» BRIEF
Make an exact copy of each entry, leaving out every picture.
--- start of MATERIAL FOR THIS EXERCISE ---
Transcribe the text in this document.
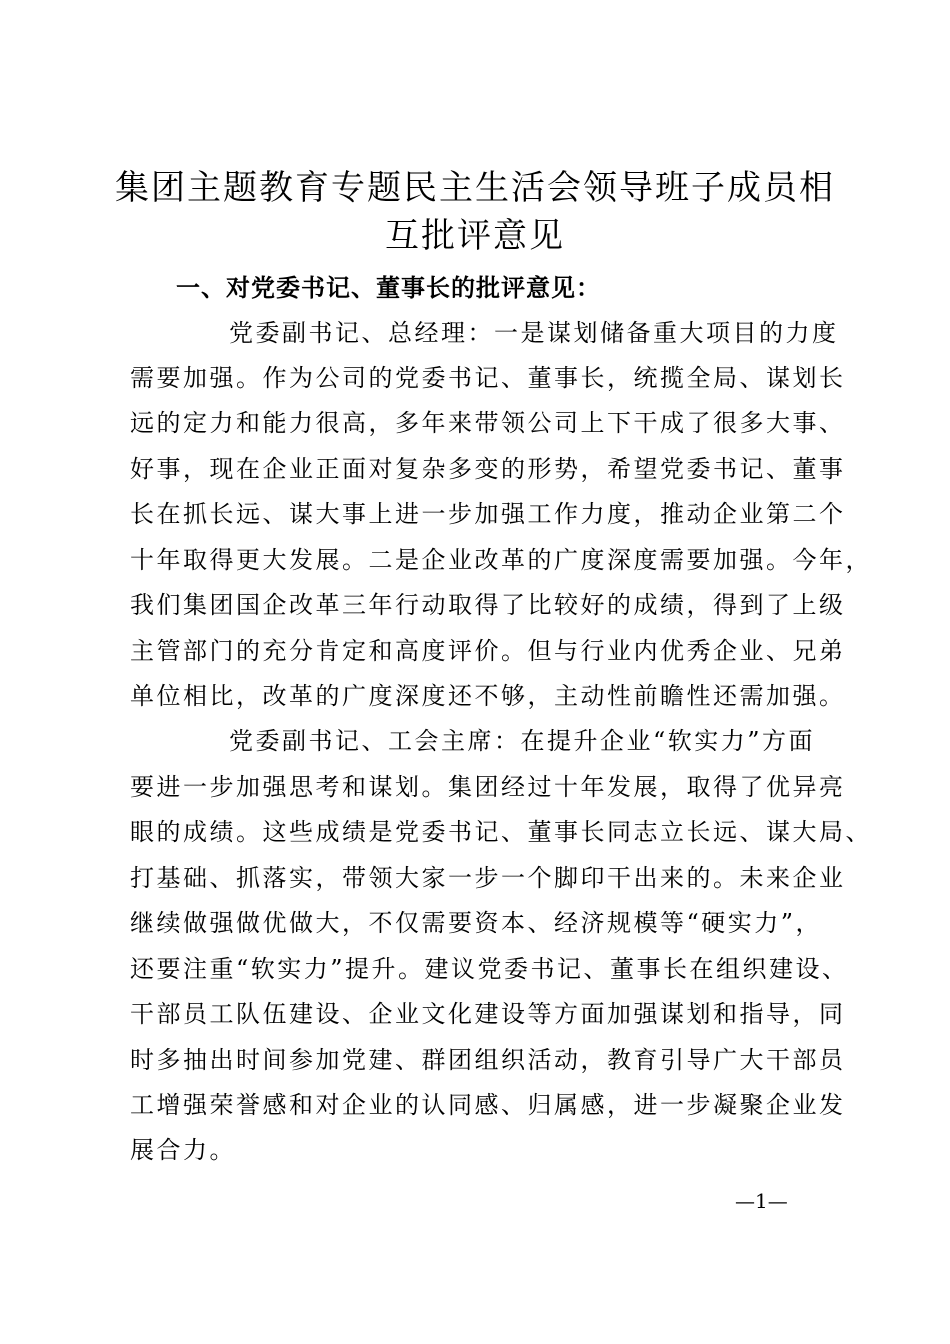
集团主题教育专题民主生活会领导班子成员相
互批评意见
一、对党委书记、董事长的批评意见：
党委副书记、总经理：一是谋划储备重大项目的力度
需要加强。作为公司的党委书记、董事长，统揽全局、谋划长
远的定力和能力很高，多年来带领公司上下干成了很多大事、
好事，现在企业正面对复杂多变的形势，希望党委书记、董事
长在抓长远、谋大事上进一步加强工作力度，推动企业第二个
十年取得更大发展。二是企业改革的广度深度需要加强。今年，
我们集团国企改革三年行动取得了比较好的成绩，得到了上级
主管部门的充分肯定和高度评价。但与行业内优秀企业、兄弟
单位相比，改革的广度深度还不够，主动性前瞻性还需加强。
党委副书记、工会主席：在提升企业“软实力”方面
要进一步加强思考和谋划。集团经过十年发展，取得了优异亮
眼的成绩。这些成绩是党委书记、董事长同志立长远、谋大局、
打基础、抓落实，带领大家一步一个脚印干出来的。未来企业
继续做强做优做大，不仅需要资本、经济规模等“硬实力”，
还要注重“软实力”提升。建议党委书记、董事长在组织建设、
干部员工队伍建设、企业文化建设等方面加强谋划和指导，同
时多抽出时间参加党建、群团组织活动，教育引导广大干部员
工增强荣誉感和对企业的认同感、归属感，进一步凝聚企业发
展合力。
—1—
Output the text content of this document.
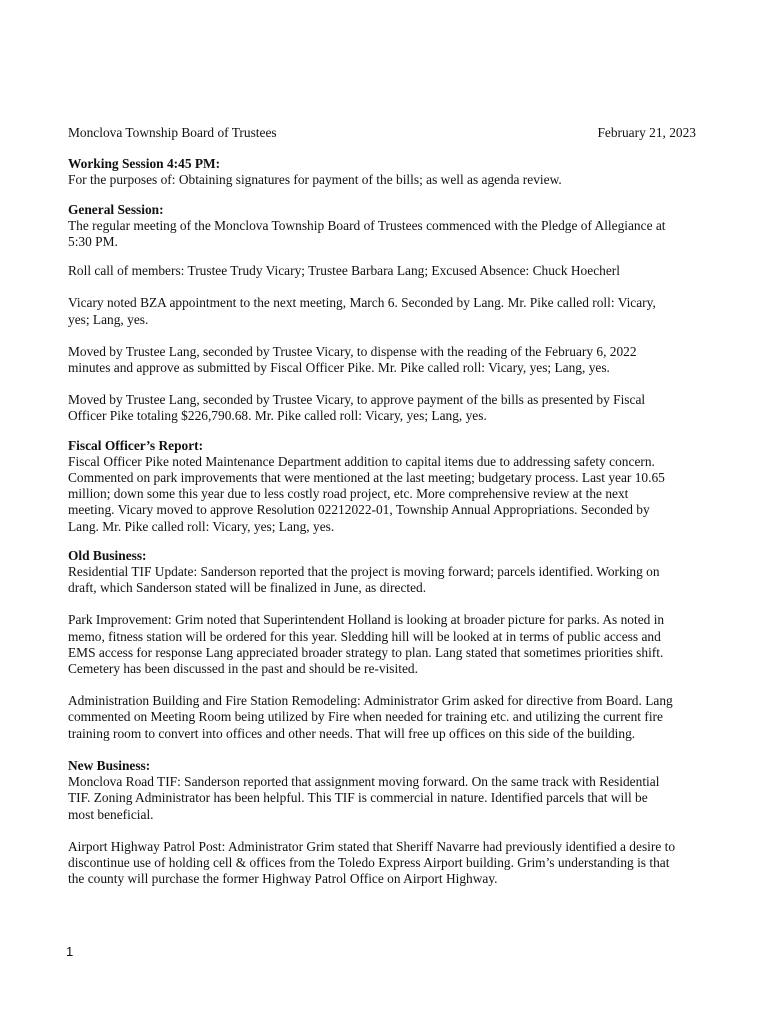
Monclova Township Board of Trustees	February 21, 2023

Working Session 4:45 PM:
For the purposes of: Obtaining signatures for payment of the bills; as well as agenda review.

General Session:
The regular meeting of the Monclova Township Board of Trustees commenced with the Pledge of Allegiance at
5:30 PM.

Roll call of members: Trustee Trudy Vicary; Trustee Barbara Lang; Excused Absence: Chuck Hoecherl

Vicary noted BZA appointment to the next meeting, March 6. Seconded by Lang. Mr. Pike called roll: Vicary,
yes; Lang, yes.

Moved by Trustee Lang, seconded by Trustee Vicary, to dispense with the reading of the February 6, 2022
minutes and approve as submitted by Fiscal Officer Pike. Mr. Pike called roll: Vicary, yes; Lang, yes.

Moved by Trustee Lang, seconded by Trustee Vicary, to approve payment of the bills as presented by Fiscal
Officer Pike totaling $226,790.68. Mr. Pike called roll: Vicary, yes; Lang, yes.

Fiscal Officer’s Report:
Fiscal Officer Pike noted Maintenance Department addition to capital items due to addressing safety concern.
Commented on park improvements that were mentioned at the last meeting; budgetary process. Last year 10.65
million; down some this year due to less costly road project, etc. More comprehensive review at the next
meeting. Vicary moved to approve Resolution 02212022-01, Township Annual Appropriations. Seconded by
Lang. Mr. Pike called roll: Vicary, yes; Lang, yes.

Old Business:
Residential TIF Update: Sanderson reported that the project is moving forward; parcels identified. Working on
draft, which Sanderson stated will be finalized in June, as directed.

Park Improvement: Grim noted that Superintendent Holland is looking at broader picture for parks. As noted in
memo, fitness station will be ordered for this year. Sledding hill will be looked at in terms of public access and
EMS access for response Lang appreciated broader strategy to plan. Lang stated that sometimes priorities shift.
Cemetery has been discussed in the past and should be re-visited.

Administration Building and Fire Station Remodeling: Administrator Grim asked for directive from Board. Lang
commented on Meeting Room being utilized by Fire when needed for training etc. and utilizing the current fire
training room to convert into offices and other needs. That will free up offices on this side of the building.

New Business:
Monclova Road TIF: Sanderson reported that assignment moving forward. On the same track with Residential
TIF. Zoning Administrator has been helpful. This TIF is commercial in nature. Identified parcels that will be
most beneficial.

Airport Highway Patrol Post: Administrator Grim stated that Sheriff Navarre had previously identified a desire to
discontinue use of holding cell & offices from the Toledo Express Airport building. Grim’s understanding is that
the county will purchase the former Highway Patrol Office on Airport Highway.

1
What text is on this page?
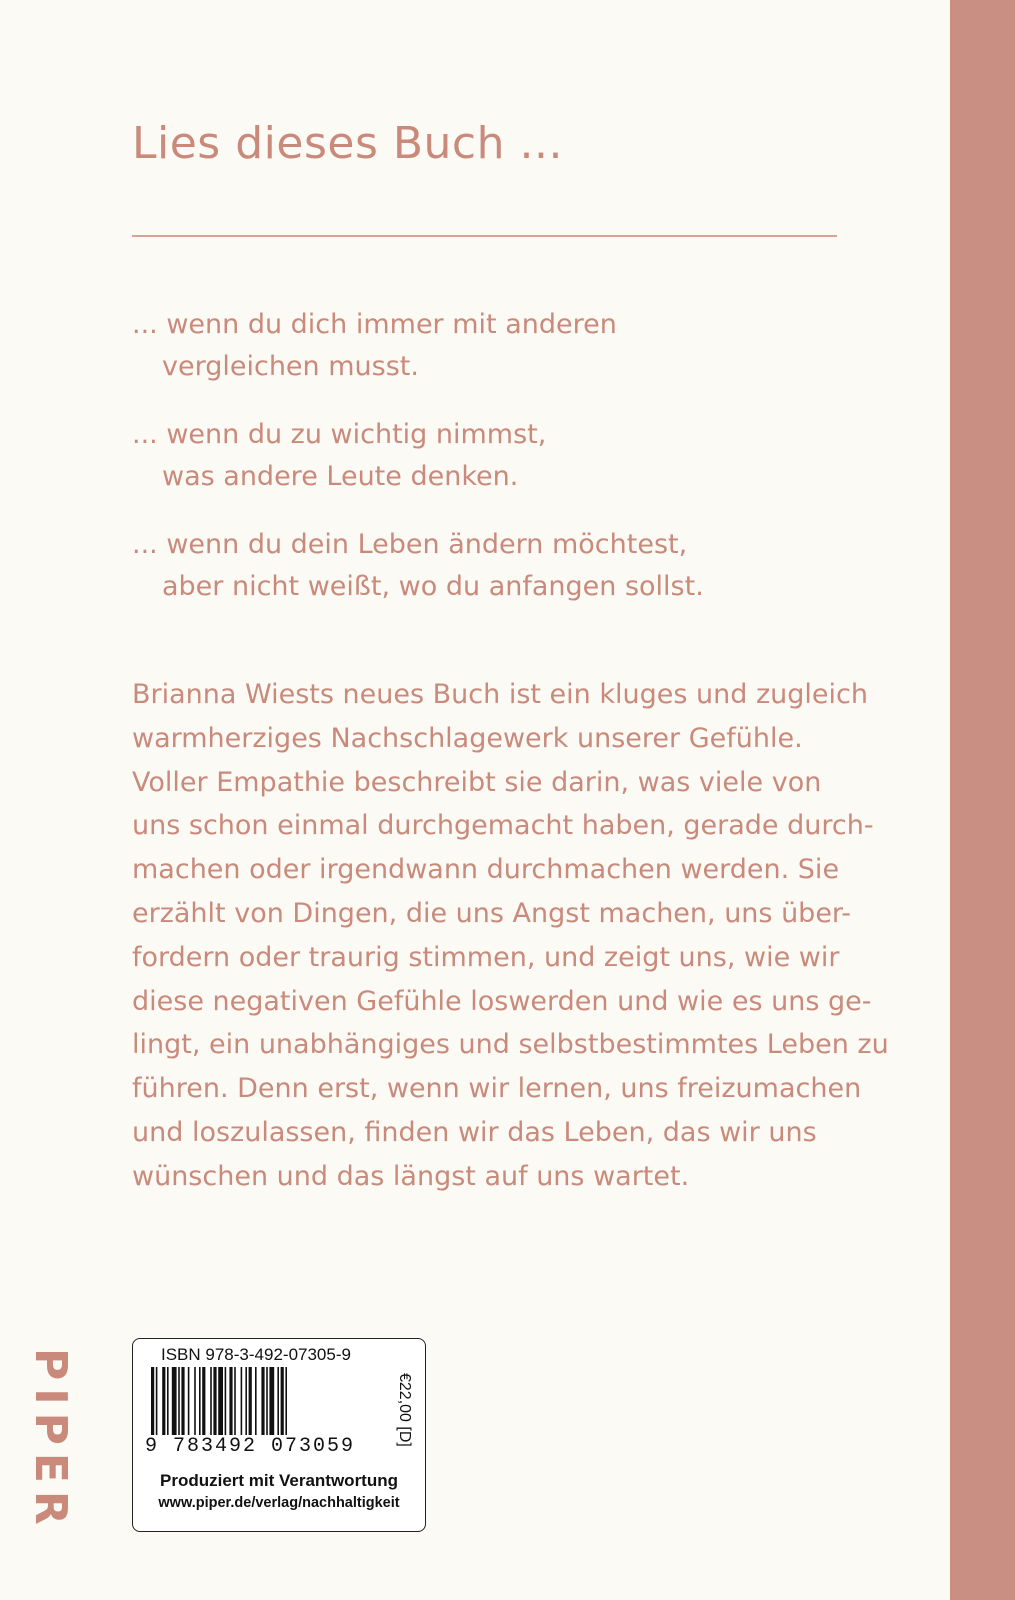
Lies dieses Buch ...
... wenn du dich immer mit anderen
vergleichen musst.
... wenn du zu wichtig nimmst,
was andere Leute denken.
... wenn du dein Leben ändern möchtest,
aber nicht weißt, wo du anfangen sollst.
Brianna Wiests neues Buch ist ein kluges und zugleich
warmherziges Nachschlagewerk unserer Gefühle.
Voller Empathie beschreibt sie darin, was viele von
uns schon einmal durchgemacht haben, gerade durch-
machen oder irgendwann durchmachen werden. Sie
erzählt von Dingen, die uns Angst machen, uns über-
fordern oder traurig stimmen, und zeigt uns, wie wir
diese negativen Gefühle loswerden und wie es uns ge-
lingt, ein unabhängiges und selbstbestimmtes Leben zu
führen. Denn erst, wenn wir lernen, uns freizumachen
und loszulassen, finden wir das Leben, das wir uns
wünschen und das längst auf uns wartet.
PIPER	ISBN 978-3-492-07305-9
9 783492 073059	€22,00 [D]
Produziert mit Verantwortung
www.piper.de/verlag/nachhaltigkeit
--- end of MATERIAL FOR THIS EXERCISE ---
» WRITTEN REPLY
Transcribe the text in this document.
集团主题教育专题民主生活会领导班子成员相
互批评意见
一、对党委书记、董事长的批评意见：
党委副书记、总经理：一是谋划储备重大项目的力度
需要加强。作为公司的党委书记、董事长，统揽全局、谋划长
远的定力和能力很高，多年来带领公司上下干成了很多大事、
好事，现在企业正面对复杂多变的形势，希望党委书记、董事
长在抓长远、谋大事上进一步加强工作力度，推动企业第二个
十年取得更大发展。二是企业改革的广度深度需要加强。今年，
我们集团国企改革三年行动取得了比较好的成绩，得到了上级
主管部门的充分肯定和高度评价。但与行业内优秀企业、兄弟
单位相比，改革的广度深度还不够，主动性前瞻性还需加强。
党委副书记、工会主席：在提升企业“软实力”方面
要进一步加强思考和谋划。集团经过十年发展，取得了优异亮
眼的成绩。这些成绩是党委书记、董事长同志立长远、谋大局、
打基础、抓落实，带领大家一步一个脚印干出来的。未来企业
继续做强做优做大，不仅需要资本、经济规模等“硬实力”，
还要注重“软实力”提升。建议党委书记、董事长在组织建设、
干部员工队伍建设、企业文化建设等方面加强谋划和指导，同
时多抽出时间参加党建、群团组织活动，教育引导广大干部员
工增强荣誉感和对企业的认同感、归属感，进一步凝聚企业发
展合力。
—1—
Output the text content of this document.
Monclova Township Board of Trustees	February 21, 2023

Working Session 4:45 PM:
For the purposes of: Obtaining signatures for payment of the bills; as well as agenda review.

General Session:
The regular meeting of the Monclova Township Board of Trustees commenced with the Pledge of Allegiance at
5:30 PM.

Roll call of members: Trustee Trudy Vicary; Trustee Barbara Lang; Excused Absence: Chuck Hoecherl

Vicary noted BZA appointment to the next meeting, March 6. Seconded by Lang. Mr. Pike called roll: Vicary,
yes; Lang, yes.

Moved by Trustee Lang, seconded by Trustee Vicary, to dispense with the reading of the February 6, 2022
minutes and approve as submitted by Fiscal Officer Pike. Mr. Pike called roll: Vicary, yes; Lang, yes.

Moved by Trustee Lang, seconded by Trustee Vicary, to approve payment of the bills as presented by Fiscal
Officer Pike totaling $226,790.68. Mr. Pike called roll: Vicary, yes; Lang, yes.

Fiscal Officer’s Report:
Fiscal Officer Pike noted Maintenance Department addition to capital items due to addressing safety concern.
Commented on park improvements that were mentioned at the last meeting; budgetary process. Last year 10.65
million; down some this year due to less costly road project, etc. More comprehensive review at the next
meeting. Vicary moved to approve Resolution 02212022-01, Township Annual Appropriations. Seconded by
Lang. Mr. Pike called roll: Vicary, yes; Lang, yes.

Old Business:
Residential TIF Update: Sanderson reported that the project is moving forward; parcels identified. Working on
draft, which Sanderson stated will be finalized in June, as directed.

Park Improvement: Grim noted that Superintendent Holland is looking at broader picture for parks. As noted in
memo, fitness station will be ordered for this year. Sledding hill will be looked at in terms of public access and
EMS access for response Lang appreciated broader strategy to plan. Lang stated that sometimes priorities shift.
Cemetery has been discussed in the past and should be re-visited.

Administration Building and Fire Station Remodeling: Administrator Grim asked for directive from Board. Lang
commented on Meeting Room being utilized by Fire when needed for training etc. and utilizing the current fire
training room to convert into offices and other needs. That will free up offices on this side of the building.

New Business:
Monclova Road TIF: Sanderson reported that assignment moving forward. On the same track with Residential
TIF. Zoning Administrator has been helpful. This TIF is commercial in nature. Identified parcels that will be
most beneficial.

Airport Highway Patrol Post: Administrator Grim stated that Sheriff Navarre had previously identified a desire to
discontinue use of holding cell & offices from the Toledo Express Airport building. Grim’s understanding is that
the county will purchase the former Highway Patrol Office on Airport Highway.

1
What text is on this page?
Lies dieses Buch ...
... wenn du dich immer mit anderen
vergleichen musst.
... wenn du zu wichtig nimmst,
was andere Leute denken.
... wenn du dein Leben ändern möchtest,
aber nicht weißt, wo du anfangen sollst.
Brianna Wiests neues Buch ist ein kluges und zugleich
warmherziges Nachschlagewerk unserer Gefühle.
Voller Empathie beschreibt sie darin, was viele von
uns schon einmal durchgemacht haben, gerade durch-
machen oder irgendwann durchmachen werden. Sie
erzählt von Dingen, die uns Angst machen, uns über-
fordern oder traurig stimmen, und zeigt uns, wie wir
diese negativen Gefühle loswerden und wie es uns ge-
lingt, ein unabhängiges und selbstbestimmtes Leben zu
führen. Denn erst, wenn wir lernen, uns freizumachen
und loszulassen, finden wir das Leben, das wir uns
wünschen und das längst auf uns wartet.
PIPER	ISBN 978-3-492-07305-9
9 783492 073059	€22,00 [D]
Produziert mit Verantwortung
www.piper.de/verlag/nachhaltigkeit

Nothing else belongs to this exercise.